*Records to process:*
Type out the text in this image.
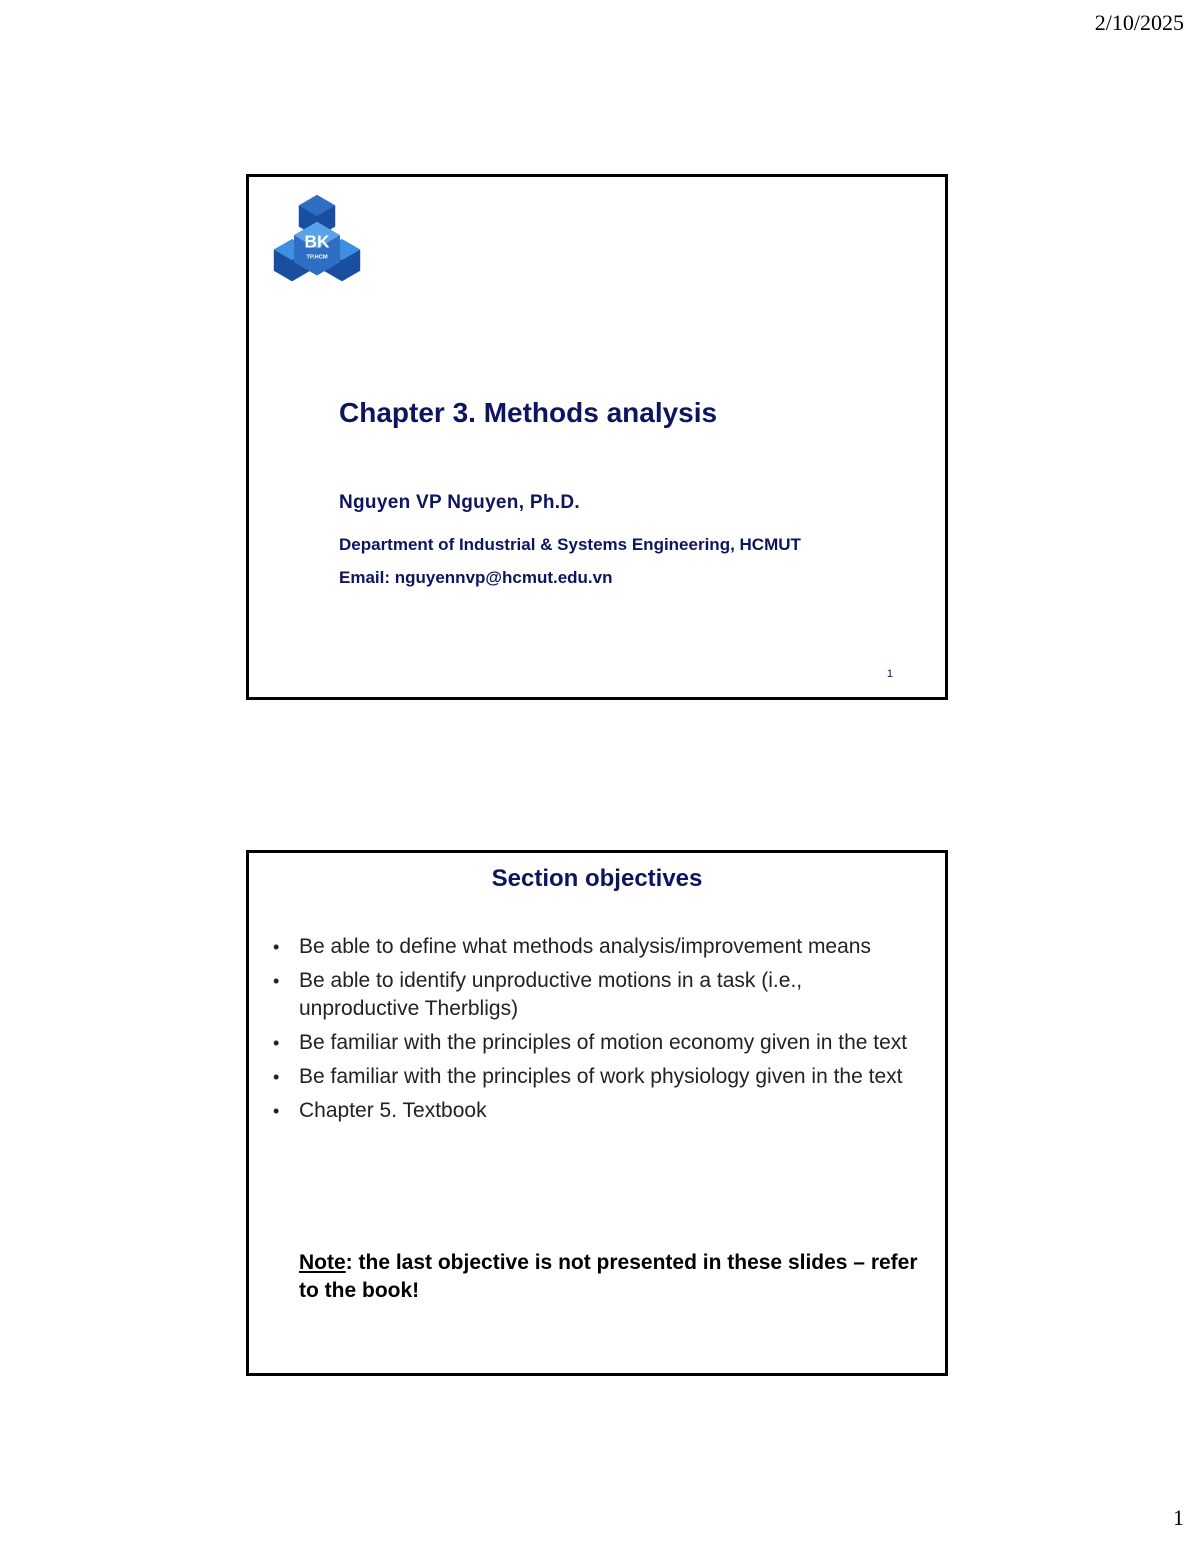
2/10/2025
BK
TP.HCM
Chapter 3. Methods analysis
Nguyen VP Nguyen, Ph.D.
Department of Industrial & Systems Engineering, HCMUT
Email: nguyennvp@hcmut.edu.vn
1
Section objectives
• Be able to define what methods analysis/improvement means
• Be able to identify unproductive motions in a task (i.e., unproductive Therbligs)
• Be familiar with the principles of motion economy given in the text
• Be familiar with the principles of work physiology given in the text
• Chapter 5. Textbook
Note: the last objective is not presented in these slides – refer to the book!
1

*Exercise instructions:* Do not copy the pictures, but repeat every line exactly.

*Finished task:*
Type out the text in this image.
2/10/2025
BK
TP.HCM
Chapter 3. Methods analysis
Nguyen VP Nguyen, Ph.D.
Department of Industrial & Systems Engineering, HCMUT
Email: nguyennvp@hcmut.edu.vn
1
Section objectives
• Be able to define what methods analysis/improvement means
• Be able to identify unproductive motions in a task (i.e., unproductive Therbligs)
• Be familiar with the principles of motion economy given in the text
• Be familiar with the principles of work physiology given in the text
• Chapter 5. Textbook
Note: the last objective is not presented in these slides – refer to the book!
1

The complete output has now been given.